* EXERCISE AIM
Using the records that follow, copy every line containing the word "GARDENS".

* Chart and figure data
┌──

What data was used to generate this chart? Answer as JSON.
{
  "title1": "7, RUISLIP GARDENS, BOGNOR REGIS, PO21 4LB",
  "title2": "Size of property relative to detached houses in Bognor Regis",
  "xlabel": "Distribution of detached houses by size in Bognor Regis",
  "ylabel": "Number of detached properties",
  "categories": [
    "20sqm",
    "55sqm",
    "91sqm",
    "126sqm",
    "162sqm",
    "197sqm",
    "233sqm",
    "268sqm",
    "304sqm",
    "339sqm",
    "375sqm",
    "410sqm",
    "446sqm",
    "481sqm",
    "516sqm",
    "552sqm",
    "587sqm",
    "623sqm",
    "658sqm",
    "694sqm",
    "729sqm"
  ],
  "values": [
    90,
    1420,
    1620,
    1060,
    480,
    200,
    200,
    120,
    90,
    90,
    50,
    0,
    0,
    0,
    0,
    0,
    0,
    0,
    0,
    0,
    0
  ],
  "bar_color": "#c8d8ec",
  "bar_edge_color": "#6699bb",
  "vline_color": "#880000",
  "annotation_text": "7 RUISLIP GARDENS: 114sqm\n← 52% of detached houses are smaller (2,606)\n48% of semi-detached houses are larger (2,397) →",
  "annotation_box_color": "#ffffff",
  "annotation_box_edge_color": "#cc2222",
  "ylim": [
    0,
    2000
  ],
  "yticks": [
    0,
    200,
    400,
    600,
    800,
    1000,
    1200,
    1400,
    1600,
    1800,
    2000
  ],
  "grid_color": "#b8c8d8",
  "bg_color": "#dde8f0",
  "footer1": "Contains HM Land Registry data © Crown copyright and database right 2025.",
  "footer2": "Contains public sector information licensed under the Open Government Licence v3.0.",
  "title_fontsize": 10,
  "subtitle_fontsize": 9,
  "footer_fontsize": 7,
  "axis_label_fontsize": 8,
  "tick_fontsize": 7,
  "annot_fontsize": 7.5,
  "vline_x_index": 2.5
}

└──

* RESPONSE
  "title1": "7, RUISLIP GARDENS, BOGNOR REGIS, PO21 4LB",
  "annotation_text": "7 RUISLIP GARDENS: 114sqm\n← 52% of detached houses are smaller (2,606)\n48% of semi-detached houses are larger (2,397) →",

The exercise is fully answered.